THE DATA:

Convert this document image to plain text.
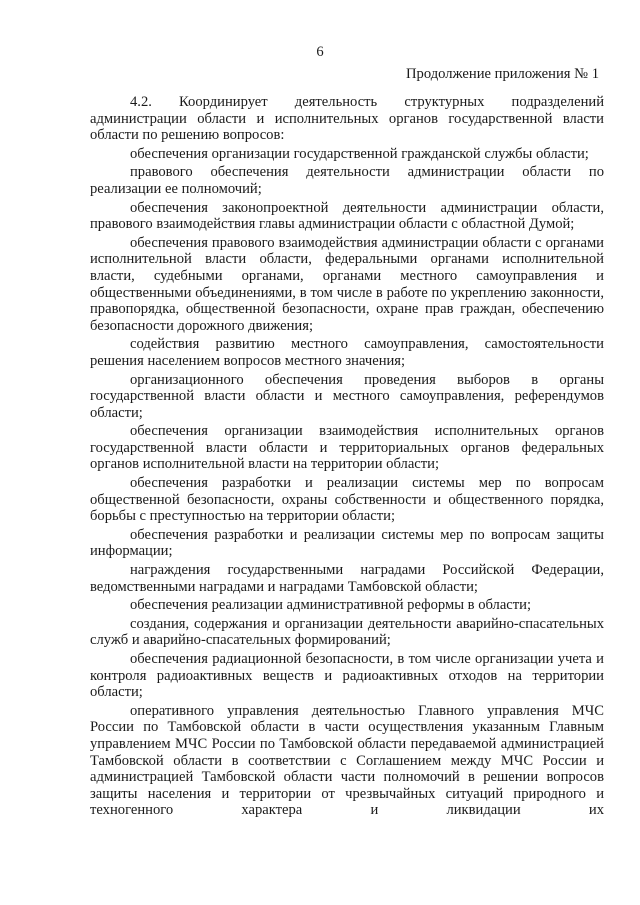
6
Продолжение приложения № 1

4.2. Координирует деятельность структурных подразделений администрации области и исполнительных органов государственной власти области по решению вопросов:

обеспечения организации государственной гражданской службы области;

правового обеспечения деятельности администрации области по реализации ее полномочий;

обеспечения законопроектной деятельности администрации области, правового взаимодействия главы администрации области с областной Думой;

обеспечения правового взаимодействия администрации области с органами исполнительной власти области, федеральными органами исполнительной власти, судебными органами, органами местного самоуправления и общественными объединениями, в том числе в работе по укреплению законности, правопорядка, общественной безопасности, охране прав граждан, обеспечению безопасности дорожного движения;

содействия развитию местного самоуправления, самостоятельности решения населением вопросов местного значения;

организационного обеспечения проведения выборов в органы государственной власти области и местного самоуправления, референдумов области;

обеспечения организации взаимодействия исполнительных органов государственной власти области и территориальных органов федеральных органов исполнительной власти на территории области;

обеспечения разработки и реализации системы мер по вопросам общественной безопасности, охраны собственности и общественного порядка, борьбы с преступностью на территории области;

обеспечения разработки и реализации системы мер по вопросам защиты информации;

награждения государственными наградами Российской Федерации, ведомственными наградами и наградами Тамбовской области;

обеспечения реализации административной реформы в области;

создания, содержания и организации деятельности аварийно-спасательных служб и аварийно-спасательных формирований;

обеспечения радиационной безопасности, в том числе организации учета и контроля радиоактивных веществ и радиоактивных отходов на территории области;

оперативного управления деятельностью Главного управления МЧС России по Тамбовской области в части осуществления указанным Главным управлением МЧС России по Тамбовской области передаваемой администрацией Тамбовской области в соответствии с Соглашением между МЧС России и администрацией Тамбовской области части полномочий в решении вопросов защиты населения и территории от чрезвычайных ситуаций природного и техногенного характера и ликвидации их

EXERCISE DETAILS: The data above should be repeated exactly, minus any pictures.

WRITTEN RESPONSE:
Convert this document image to plain text.
6
Продолжение приложения № 1

4.2. Координирует деятельность структурных подразделений администрации области и исполнительных органов государственной власти области по решению вопросов:

обеспечения организации государственной гражданской службы области;

правового обеспечения деятельности администрации области по реализации ее полномочий;

обеспечения законопроектной деятельности администрации области, правового взаимодействия главы администрации области с областной Думой;

обеспечения правового взаимодействия администрации области с органами исполнительной власти области, федеральными органами исполнительной власти, судебными органами, органами местного самоуправления и общественными объединениями, в том числе в работе по укреплению законности, правопорядка, общественной безопасности, охране прав граждан, обеспечению безопасности дорожного движения;

содействия развитию местного самоуправления, самостоятельности решения населением вопросов местного значения;

организационного обеспечения проведения выборов в органы государственной власти области и местного самоуправления, референдумов области;

обеспечения организации взаимодействия исполнительных органов государственной власти области и территориальных органов федеральных органов исполнительной власти на территории области;

обеспечения разработки и реализации системы мер по вопросам общественной безопасности, охраны собственности и общественного порядка, борьбы с преступностью на территории области;

обеспечения разработки и реализации системы мер по вопросам защиты информации;

награждения государственными наградами Российской Федерации, ведомственными наградами и наградами Тамбовской области;

обеспечения реализации административной реформы в области;

создания, содержания и организации деятельности аварийно-спасательных служб и аварийно-спасательных формирований;

обеспечения радиационной безопасности, в том числе организации учета и контроля радиоактивных веществ и радиоактивных отходов на территории области;

оперативного управления деятельностью Главного управления МЧС России по Тамбовской области в части осуществления указанным Главным управлением МЧС России по Тамбовской области передаваемой администрацией Тамбовской области в соответствии с Соглашением между МЧС России и администрацией Тамбовской области части полномочий в решении вопросов защиты населения и территории от чрезвычайных ситуаций природного и техногенного характера и ликвидации их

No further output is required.